▸ REQUIRED TASK
Your task is to write out the complete listing exactly as it is shown.
== RECORDS SHOWN ==
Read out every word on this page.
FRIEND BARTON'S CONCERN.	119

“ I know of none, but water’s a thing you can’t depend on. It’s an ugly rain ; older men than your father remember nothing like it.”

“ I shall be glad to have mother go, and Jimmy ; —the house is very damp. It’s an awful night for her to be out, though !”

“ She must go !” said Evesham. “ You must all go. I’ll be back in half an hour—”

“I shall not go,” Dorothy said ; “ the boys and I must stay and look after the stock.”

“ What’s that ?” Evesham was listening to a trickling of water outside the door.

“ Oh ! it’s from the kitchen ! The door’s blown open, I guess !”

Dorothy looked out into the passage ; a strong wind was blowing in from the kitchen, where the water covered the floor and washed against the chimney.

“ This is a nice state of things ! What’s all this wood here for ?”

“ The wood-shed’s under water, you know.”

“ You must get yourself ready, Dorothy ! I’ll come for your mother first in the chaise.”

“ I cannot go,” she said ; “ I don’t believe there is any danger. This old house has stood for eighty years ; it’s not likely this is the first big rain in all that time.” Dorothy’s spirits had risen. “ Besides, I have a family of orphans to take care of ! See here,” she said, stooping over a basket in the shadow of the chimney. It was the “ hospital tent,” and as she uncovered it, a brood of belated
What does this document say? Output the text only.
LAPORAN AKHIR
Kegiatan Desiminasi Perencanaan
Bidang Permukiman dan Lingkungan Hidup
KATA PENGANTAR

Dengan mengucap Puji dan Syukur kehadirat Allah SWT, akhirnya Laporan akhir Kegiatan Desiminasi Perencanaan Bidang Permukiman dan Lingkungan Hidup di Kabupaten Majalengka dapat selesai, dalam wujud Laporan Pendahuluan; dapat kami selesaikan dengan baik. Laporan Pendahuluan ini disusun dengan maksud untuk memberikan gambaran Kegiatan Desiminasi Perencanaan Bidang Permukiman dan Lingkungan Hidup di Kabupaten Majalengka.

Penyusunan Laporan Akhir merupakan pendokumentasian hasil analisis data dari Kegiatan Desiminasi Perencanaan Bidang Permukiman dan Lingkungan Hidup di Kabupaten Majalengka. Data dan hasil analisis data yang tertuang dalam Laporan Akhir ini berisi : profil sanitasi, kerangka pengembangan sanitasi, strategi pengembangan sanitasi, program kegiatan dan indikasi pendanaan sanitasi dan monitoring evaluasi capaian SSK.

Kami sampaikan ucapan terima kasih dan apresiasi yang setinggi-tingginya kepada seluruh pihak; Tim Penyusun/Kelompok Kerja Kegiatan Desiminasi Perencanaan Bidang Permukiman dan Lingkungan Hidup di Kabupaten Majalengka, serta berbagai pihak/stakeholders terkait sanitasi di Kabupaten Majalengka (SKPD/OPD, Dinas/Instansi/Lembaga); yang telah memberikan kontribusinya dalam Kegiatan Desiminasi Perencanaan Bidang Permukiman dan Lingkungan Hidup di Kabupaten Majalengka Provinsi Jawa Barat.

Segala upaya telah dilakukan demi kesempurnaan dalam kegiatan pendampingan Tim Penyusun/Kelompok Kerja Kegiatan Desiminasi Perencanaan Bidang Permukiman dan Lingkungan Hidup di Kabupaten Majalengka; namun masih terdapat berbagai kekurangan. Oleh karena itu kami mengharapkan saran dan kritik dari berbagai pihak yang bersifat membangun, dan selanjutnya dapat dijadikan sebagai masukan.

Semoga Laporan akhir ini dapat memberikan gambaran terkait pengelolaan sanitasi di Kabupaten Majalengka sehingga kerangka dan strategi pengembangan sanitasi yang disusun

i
===
▸ RESPONSE TO THIS TASK
Read out every word on this page.
FRIEND BARTON'S CONCERN.	119

“ I know of none, but water’s a thing you can’t depend on. It’s an ugly rain ; older men than your father remember nothing like it.”

“ I shall be glad to have mother go, and Jimmy ; —the house is very damp. It’s an awful night for her to be out, though !”

“ She must go !” said Evesham. “ You must all go. I’ll be back in half an hour—”

“I shall not go,” Dorothy said ; “ the boys and I must stay and look after the stock.”

“ What’s that ?” Evesham was listening to a trickling of water outside the door.

“ Oh ! it’s from the kitchen ! The door’s blown open, I guess !”

Dorothy looked out into the passage ; a strong wind was blowing in from the kitchen, where the water covered the floor and washed against the chimney.

“ This is a nice state of things ! What’s all this wood here for ?”

“ The wood-shed’s under water, you know.”

“ You must get yourself ready, Dorothy ! I’ll come for your mother first in the chaise.”

“ I cannot go,” she said ; “ I don’t believe there is any danger. This old house has stood for eighty years ; it’s not likely this is the first big rain in all that time.” Dorothy’s spirits had risen. “ Besides, I have a family of orphans to take care of ! See here,” she said, stooping over a basket in the shadow of the chimney. It was the “ hospital tent,” and as she uncovered it, a brood of belated
What does this document say? Output the text only.
LAPORAN AKHIR
Kegiatan Desiminasi Perencanaan
Bidang Permukiman dan Lingkungan Hidup
KATA PENGANTAR

Dengan mengucap Puji dan Syukur kehadirat Allah SWT, akhirnya Laporan akhir Kegiatan Desiminasi Perencanaan Bidang Permukiman dan Lingkungan Hidup di Kabupaten Majalengka dapat selesai, dalam wujud Laporan Pendahuluan; dapat kami selesaikan dengan baik. Laporan Pendahuluan ini disusun dengan maksud untuk memberikan gambaran Kegiatan Desiminasi Perencanaan Bidang Permukiman dan Lingkungan Hidup di Kabupaten Majalengka.

Penyusunan Laporan Akhir merupakan pendokumentasian hasil analisis data dari Kegiatan Desiminasi Perencanaan Bidang Permukiman dan Lingkungan Hidup di Kabupaten Majalengka. Data dan hasil analisis data yang tertuang dalam Laporan Akhir ini berisi : profil sanitasi, kerangka pengembangan sanitasi, strategi pengembangan sanitasi, program kegiatan dan indikasi pendanaan sanitasi dan monitoring evaluasi capaian SSK.

Kami sampaikan ucapan terima kasih dan apresiasi yang setinggi-tingginya kepada seluruh pihak; Tim Penyusun/Kelompok Kerja Kegiatan Desiminasi Perencanaan Bidang Permukiman dan Lingkungan Hidup di Kabupaten Majalengka, serta berbagai pihak/stakeholders terkait sanitasi di Kabupaten Majalengka (SKPD/OPD, Dinas/Instansi/Lembaga); yang telah memberikan kontribusinya dalam Kegiatan Desiminasi Perencanaan Bidang Permukiman dan Lingkungan Hidup di Kabupaten Majalengka Provinsi Jawa Barat.

Segala upaya telah dilakukan demi kesempurnaan dalam kegiatan pendampingan Tim Penyusun/Kelompok Kerja Kegiatan Desiminasi Perencanaan Bidang Permukiman dan Lingkungan Hidup di Kabupaten Majalengka; namun masih terdapat berbagai kekurangan. Oleh karena itu kami mengharapkan saran dan kritik dari berbagai pihak yang bersifat membangun, dan selanjutnya dapat dijadikan sebagai masukan.

Semoga Laporan akhir ini dapat memberikan gambaran terkait pengelolaan sanitasi di Kabupaten Majalengka sehingga kerangka dan strategi pengembangan sanitasi yang disusun

i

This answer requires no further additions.